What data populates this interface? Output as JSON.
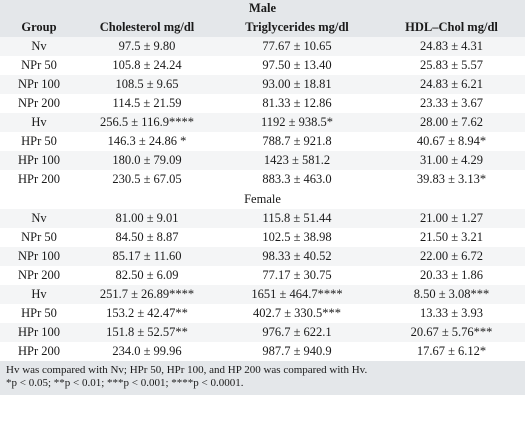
{
  "section_male": "Male",
  "section_female": "Female",
  "headers": [
    "Group",
    "Cholesterol mg/dl",
    "Triglycerides mg/dl",
    "HDL–Chol mg/dl"
  ],
  "male_rows": [
    [
      "Nv",
      "97.5 ± 9.80",
      "77.67 ± 10.65",
      "24.83 ± 4.31"
    ],
    [
      "NPr 50",
      "105.8 ± 24.24",
      "97.50 ± 13.40",
      "25.83 ± 5.57"
    ],
    [
      "NPr 100",
      "108.5 ± 9.65",
      "93.00 ± 18.81",
      "24.83 ± 6.21"
    ],
    [
      "NPr 200",
      "114.5 ± 21.59",
      "81.33 ± 12.86",
      "23.33 ± 3.67"
    ],
    [
      "Hv",
      "256.5 ± 116.9****",
      "1192 ± 938.5*",
      "28.00 ± 7.62"
    ],
    [
      "HPr 50",
      "146.3 ± 24.86 *",
      "788.7 ± 921.8",
      "40.67 ± 8.94*"
    ],
    [
      "HPr 100",
      "180.0 ± 79.09",
      "1423 ± 581.2",
      "31.00 ± 4.29"
    ],
    [
      "HPr 200",
      "230.5 ± 67.05",
      "883.3 ± 463.0",
      "39.83 ± 3.13*"
    ]
  ],
  "female_rows": [
    [
      "Nv",
      "81.00 ± 9.01",
      "115.8 ± 51.44",
      "21.00 ± 1.27"
    ],
    [
      "NPr 50",
      "84.50 ± 8.87",
      "102.5 ± 38.98",
      "21.50 ± 3.21"
    ],
    [
      "NPr 100",
      "85.17 ± 11.60",
      "98.33 ± 40.52",
      "22.00 ± 6.72"
    ],
    [
      "NPr 200",
      "82.50 ± 6.09",
      "77.17 ± 30.75",
      "20.33 ± 1.86"
    ],
    [
      "Hv",
      "251.7 ± 26.89****",
      "1651 ± 464.7****",
      "8.50 ± 3.08***"
    ],
    [
      "HPr 50",
      "153.2 ± 42.47**",
      "402.7 ± 330.5***",
      "13.33 ± 3.93"
    ],
    [
      "HPr 100",
      "151.8 ± 52.57**",
      "976.7 ± 622.1",
      "20.67 ± 5.76***"
    ],
    [
      "HPr 200",
      "234.0 ± 99.96",
      "987.7 ± 940.9",
      "17.67 ± 6.12*"
    ]
  ],
  "notes": [
    "Hv was compared with Nv; HPr 50, HPr 100, and HP 200 was compared with Hv.",
    "*p < 0.05; **p < 0.01; ***p < 0.001; ****p < 0.0001."
  ]
}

============

• Given problem
Quote the preceding records in their entirety, excluding every picture.

• Correct response
What data populates this interface? Output as JSON.
{
  "section_male": "Male",
  "section_female": "Female",
  "headers": [
    "Group",
    "Cholesterol mg/dl",
    "Triglycerides mg/dl",
    "HDL–Chol mg/dl"
  ],
  "male_rows": [
    [
      "Nv",
      "97.5 ± 9.80",
      "77.67 ± 10.65",
      "24.83 ± 4.31"
    ],
    [
      "NPr 50",
      "105.8 ± 24.24",
      "97.50 ± 13.40",
      "25.83 ± 5.57"
    ],
    [
      "NPr 100",
      "108.5 ± 9.65",
      "93.00 ± 18.81",
      "24.83 ± 6.21"
    ],
    [
      "NPr 200",
      "114.5 ± 21.59",
      "81.33 ± 12.86",
      "23.33 ± 3.67"
    ],
    [
      "Hv",
      "256.5 ± 116.9****",
      "1192 ± 938.5*",
      "28.00 ± 7.62"
    ],
    [
      "HPr 50",
      "146.3 ± 24.86 *",
      "788.7 ± 921.8",
      "40.67 ± 8.94*"
    ],
    [
      "HPr 100",
      "180.0 ± 79.09",
      "1423 ± 581.2",
      "31.00 ± 4.29"
    ],
    [
      "HPr 200",
      "230.5 ± 67.05",
      "883.3 ± 463.0",
      "39.83 ± 3.13*"
    ]
  ],
  "female_rows": [
    [
      "Nv",
      "81.00 ± 9.01",
      "115.8 ± 51.44",
      "21.00 ± 1.27"
    ],
    [
      "NPr 50",
      "84.50 ± 8.87",
      "102.5 ± 38.98",
      "21.50 ± 3.21"
    ],
    [
      "NPr 100",
      "85.17 ± 11.60",
      "98.33 ± 40.52",
      "22.00 ± 6.72"
    ],
    [
      "NPr 200",
      "82.50 ± 6.09",
      "77.17 ± 30.75",
      "20.33 ± 1.86"
    ],
    [
      "Hv",
      "251.7 ± 26.89****",
      "1651 ± 464.7****",
      "8.50 ± 3.08***"
    ],
    [
      "HPr 50",
      "153.2 ± 42.47**",
      "402.7 ± 330.5***",
      "13.33 ± 3.93"
    ],
    [
      "HPr 100",
      "151.8 ± 52.57**",
      "976.7 ± 622.1",
      "20.67 ± 5.76***"
    ],
    [
      "HPr 200",
      "234.0 ± 99.96",
      "987.7 ± 940.9",
      "17.67 ± 6.12*"
    ]
  ],
  "notes": [
    "Hv was compared with Nv; HPr 50, HPr 100, and HP 200 was compared with Hv.",
    "*p < 0.05; **p < 0.01; ***p < 0.001; ****p < 0.0001."
  ]
}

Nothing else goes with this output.